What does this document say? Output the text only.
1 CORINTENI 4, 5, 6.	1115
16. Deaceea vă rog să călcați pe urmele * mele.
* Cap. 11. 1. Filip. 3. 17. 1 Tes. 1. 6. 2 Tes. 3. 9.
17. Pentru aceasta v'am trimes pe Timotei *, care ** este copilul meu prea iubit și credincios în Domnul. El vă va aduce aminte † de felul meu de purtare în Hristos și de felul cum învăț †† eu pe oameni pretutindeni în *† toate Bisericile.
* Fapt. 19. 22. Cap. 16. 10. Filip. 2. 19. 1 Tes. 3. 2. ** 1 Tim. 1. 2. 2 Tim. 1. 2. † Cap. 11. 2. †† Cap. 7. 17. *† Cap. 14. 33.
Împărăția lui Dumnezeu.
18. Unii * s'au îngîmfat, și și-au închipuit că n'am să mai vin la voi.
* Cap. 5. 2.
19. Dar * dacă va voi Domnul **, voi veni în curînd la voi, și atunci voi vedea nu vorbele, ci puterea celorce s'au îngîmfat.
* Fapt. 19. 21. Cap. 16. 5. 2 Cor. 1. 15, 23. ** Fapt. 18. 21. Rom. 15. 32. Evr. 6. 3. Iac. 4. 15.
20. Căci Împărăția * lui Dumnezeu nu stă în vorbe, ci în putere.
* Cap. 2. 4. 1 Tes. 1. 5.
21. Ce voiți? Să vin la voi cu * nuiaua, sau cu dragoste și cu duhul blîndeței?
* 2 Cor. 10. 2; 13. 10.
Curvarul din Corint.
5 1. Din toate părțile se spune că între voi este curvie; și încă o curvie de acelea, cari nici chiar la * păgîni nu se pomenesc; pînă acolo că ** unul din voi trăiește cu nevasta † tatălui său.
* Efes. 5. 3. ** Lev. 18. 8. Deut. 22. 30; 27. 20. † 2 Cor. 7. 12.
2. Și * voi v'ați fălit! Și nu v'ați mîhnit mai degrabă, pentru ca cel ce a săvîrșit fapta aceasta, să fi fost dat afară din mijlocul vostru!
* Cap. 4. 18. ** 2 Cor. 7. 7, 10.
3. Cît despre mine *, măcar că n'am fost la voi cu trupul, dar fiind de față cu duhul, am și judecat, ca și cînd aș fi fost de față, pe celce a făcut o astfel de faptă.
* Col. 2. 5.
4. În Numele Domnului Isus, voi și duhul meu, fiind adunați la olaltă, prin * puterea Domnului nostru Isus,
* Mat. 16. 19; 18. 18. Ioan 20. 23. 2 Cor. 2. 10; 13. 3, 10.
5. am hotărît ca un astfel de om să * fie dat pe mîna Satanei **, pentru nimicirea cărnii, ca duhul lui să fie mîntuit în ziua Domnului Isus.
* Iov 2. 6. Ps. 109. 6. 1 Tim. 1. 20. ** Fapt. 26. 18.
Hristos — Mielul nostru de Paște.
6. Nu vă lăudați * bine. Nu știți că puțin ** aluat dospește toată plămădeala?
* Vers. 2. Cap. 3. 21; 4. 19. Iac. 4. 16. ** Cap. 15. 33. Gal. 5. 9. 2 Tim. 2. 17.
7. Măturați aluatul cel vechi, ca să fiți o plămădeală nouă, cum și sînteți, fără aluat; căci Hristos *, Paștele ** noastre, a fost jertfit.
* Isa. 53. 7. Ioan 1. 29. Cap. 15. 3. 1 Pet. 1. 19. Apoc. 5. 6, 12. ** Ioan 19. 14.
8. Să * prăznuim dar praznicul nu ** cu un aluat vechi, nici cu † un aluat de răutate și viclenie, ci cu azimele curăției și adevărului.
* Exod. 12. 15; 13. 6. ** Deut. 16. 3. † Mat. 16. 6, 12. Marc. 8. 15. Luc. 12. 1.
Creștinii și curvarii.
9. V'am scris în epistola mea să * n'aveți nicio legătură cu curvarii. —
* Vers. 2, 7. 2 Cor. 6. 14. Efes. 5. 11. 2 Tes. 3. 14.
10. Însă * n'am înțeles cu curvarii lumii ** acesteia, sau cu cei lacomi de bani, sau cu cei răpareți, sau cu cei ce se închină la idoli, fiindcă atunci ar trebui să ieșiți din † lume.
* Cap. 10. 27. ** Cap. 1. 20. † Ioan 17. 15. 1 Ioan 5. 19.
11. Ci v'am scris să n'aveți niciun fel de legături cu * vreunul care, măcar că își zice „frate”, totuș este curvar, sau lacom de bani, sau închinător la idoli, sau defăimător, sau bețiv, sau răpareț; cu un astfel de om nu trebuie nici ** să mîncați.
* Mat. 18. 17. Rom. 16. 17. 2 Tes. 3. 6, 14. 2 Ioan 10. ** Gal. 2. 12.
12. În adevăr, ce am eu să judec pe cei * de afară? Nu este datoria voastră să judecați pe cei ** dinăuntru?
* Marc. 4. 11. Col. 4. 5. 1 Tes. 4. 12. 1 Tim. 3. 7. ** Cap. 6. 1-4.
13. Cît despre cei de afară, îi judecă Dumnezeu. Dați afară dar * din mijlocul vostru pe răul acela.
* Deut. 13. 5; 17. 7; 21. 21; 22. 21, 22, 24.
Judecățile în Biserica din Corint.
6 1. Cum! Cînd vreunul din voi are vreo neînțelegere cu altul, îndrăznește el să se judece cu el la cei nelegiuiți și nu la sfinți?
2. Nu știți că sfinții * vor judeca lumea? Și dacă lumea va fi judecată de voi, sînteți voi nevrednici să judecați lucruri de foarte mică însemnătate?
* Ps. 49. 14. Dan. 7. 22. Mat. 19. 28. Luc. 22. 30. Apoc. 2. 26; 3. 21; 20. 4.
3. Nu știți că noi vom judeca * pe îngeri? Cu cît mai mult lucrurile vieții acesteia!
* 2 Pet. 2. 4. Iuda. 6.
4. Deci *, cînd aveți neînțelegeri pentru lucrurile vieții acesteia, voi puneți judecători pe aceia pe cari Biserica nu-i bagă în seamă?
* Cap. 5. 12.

EXERCISE DIRECTIONS:
Write the material out exactly, with nothing left out.

EXERCISE RESULT:
What does this document say? Output the text only.
1 CORINTENI 4, 5, 6.	1115
16. Deaceea vă rog să călcați pe urmele * mele.
* Cap. 11. 1. Filip. 3. 17. 1 Tes. 1. 6. 2 Tes. 3. 9.
17. Pentru aceasta v'am trimes pe Timotei *, care ** este copilul meu prea iubit și credincios în Domnul. El vă va aduce aminte † de felul meu de purtare în Hristos și de felul cum învăț †† eu pe oameni pretutindeni în *† toate Bisericile.
* Fapt. 19. 22. Cap. 16. 10. Filip. 2. 19. 1 Tes. 3. 2. ** 1 Tim. 1. 2. 2 Tim. 1. 2. † Cap. 11. 2. †† Cap. 7. 17. *† Cap. 14. 33.
Împărăția lui Dumnezeu.
18. Unii * s'au îngîmfat, și și-au închipuit că n'am să mai vin la voi.
* Cap. 5. 2.
19. Dar * dacă va voi Domnul **, voi veni în curînd la voi, și atunci voi vedea nu vorbele, ci puterea celorce s'au îngîmfat.
* Fapt. 19. 21. Cap. 16. 5. 2 Cor. 1. 15, 23. ** Fapt. 18. 21. Rom. 15. 32. Evr. 6. 3. Iac. 4. 15.
20. Căci Împărăția * lui Dumnezeu nu stă în vorbe, ci în putere.
* Cap. 2. 4. 1 Tes. 1. 5.
21. Ce voiți? Să vin la voi cu * nuiaua, sau cu dragoste și cu duhul blîndeței?
* 2 Cor. 10. 2; 13. 10.
Curvarul din Corint.
5 1. Din toate părțile se spune că între voi este curvie; și încă o curvie de acelea, cari nici chiar la * păgîni nu se pomenesc; pînă acolo că ** unul din voi trăiește cu nevasta † tatălui său.
* Efes. 5. 3. ** Lev. 18. 8. Deut. 22. 30; 27. 20. † 2 Cor. 7. 12.
2. Și * voi v'ați fălit! Și nu v'ați mîhnit mai degrabă, pentru ca cel ce a săvîrșit fapta aceasta, să fi fost dat afară din mijlocul vostru!
* Cap. 4. 18. ** 2 Cor. 7. 7, 10.
3. Cît despre mine *, măcar că n'am fost la voi cu trupul, dar fiind de față cu duhul, am și judecat, ca și cînd aș fi fost de față, pe celce a făcut o astfel de faptă.
* Col. 2. 5.
4. În Numele Domnului Isus, voi și duhul meu, fiind adunați la olaltă, prin * puterea Domnului nostru Isus,
* Mat. 16. 19; 18. 18. Ioan 20. 23. 2 Cor. 2. 10; 13. 3, 10.
5. am hotărît ca un astfel de om să * fie dat pe mîna Satanei **, pentru nimicirea cărnii, ca duhul lui să fie mîntuit în ziua Domnului Isus.
* Iov 2. 6. Ps. 109. 6. 1 Tim. 1. 20. ** Fapt. 26. 18.
Hristos — Mielul nostru de Paște.
6. Nu vă lăudați * bine. Nu știți că puțin ** aluat dospește toată plămădeala?
* Vers. 2. Cap. 3. 21; 4. 19. Iac. 4. 16. ** Cap. 15. 33. Gal. 5. 9. 2 Tim. 2. 17.
7. Măturați aluatul cel vechi, ca să fiți o plămădeală nouă, cum și sînteți, fără aluat; căci Hristos *, Paștele ** noastre, a fost jertfit.
* Isa. 53. 7. Ioan 1. 29. Cap. 15. 3. 1 Pet. 1. 19. Apoc. 5. 6, 12. ** Ioan 19. 14.
8. Să * prăznuim dar praznicul nu ** cu un aluat vechi, nici cu † un aluat de răutate și viclenie, ci cu azimele curăției și adevărului.
* Exod. 12. 15; 13. 6. ** Deut. 16. 3. † Mat. 16. 6, 12. Marc. 8. 15. Luc. 12. 1.
Creștinii și curvarii.
9. V'am scris în epistola mea să * n'aveți nicio legătură cu curvarii. —
* Vers. 2, 7. 2 Cor. 6. 14. Efes. 5. 11. 2 Tes. 3. 14.
10. Însă * n'am înțeles cu curvarii lumii ** acesteia, sau cu cei lacomi de bani, sau cu cei răpareți, sau cu cei ce se închină la idoli, fiindcă atunci ar trebui să ieșiți din † lume.
* Cap. 10. 27. ** Cap. 1. 20. † Ioan 17. 15. 1 Ioan 5. 19.
11. Ci v'am scris să n'aveți niciun fel de legături cu * vreunul care, măcar că își zice „frate”, totuș este curvar, sau lacom de bani, sau închinător la idoli, sau defăimător, sau bețiv, sau răpareț; cu un astfel de om nu trebuie nici ** să mîncați.
* Mat. 18. 17. Rom. 16. 17. 2 Tes. 3. 6, 14. 2 Ioan 10. ** Gal. 2. 12.
12. În adevăr, ce am eu să judec pe cei * de afară? Nu este datoria voastră să judecați pe cei ** dinăuntru?
* Marc. 4. 11. Col. 4. 5. 1 Tes. 4. 12. 1 Tim. 3. 7. ** Cap. 6. 1-4.
13. Cît despre cei de afară, îi judecă Dumnezeu. Dați afară dar * din mijlocul vostru pe răul acela.
* Deut. 13. 5; 17. 7; 21. 21; 22. 21, 22, 24.
Judecățile în Biserica din Corint.
6 1. Cum! Cînd vreunul din voi are vreo neînțelegere cu altul, îndrăznește el să se judece cu el la cei nelegiuiți și nu la sfinți?
2. Nu știți că sfinții * vor judeca lumea? Și dacă lumea va fi judecată de voi, sînteți voi nevrednici să judecați lucruri de foarte mică însemnătate?
* Ps. 49. 14. Dan. 7. 22. Mat. 19. 28. Luc. 22. 30. Apoc. 2. 26; 3. 21; 20. 4.
3. Nu știți că noi vom judeca * pe îngeri? Cu cît mai mult lucrurile vieții acesteia!
* 2 Pet. 2. 4. Iuda. 6.
4. Deci *, cînd aveți neînțelegeri pentru lucrurile vieții acesteia, voi puneți judecători pe aceia pe cari Biserica nu-i bagă în seamă?
* Cap. 5. 12.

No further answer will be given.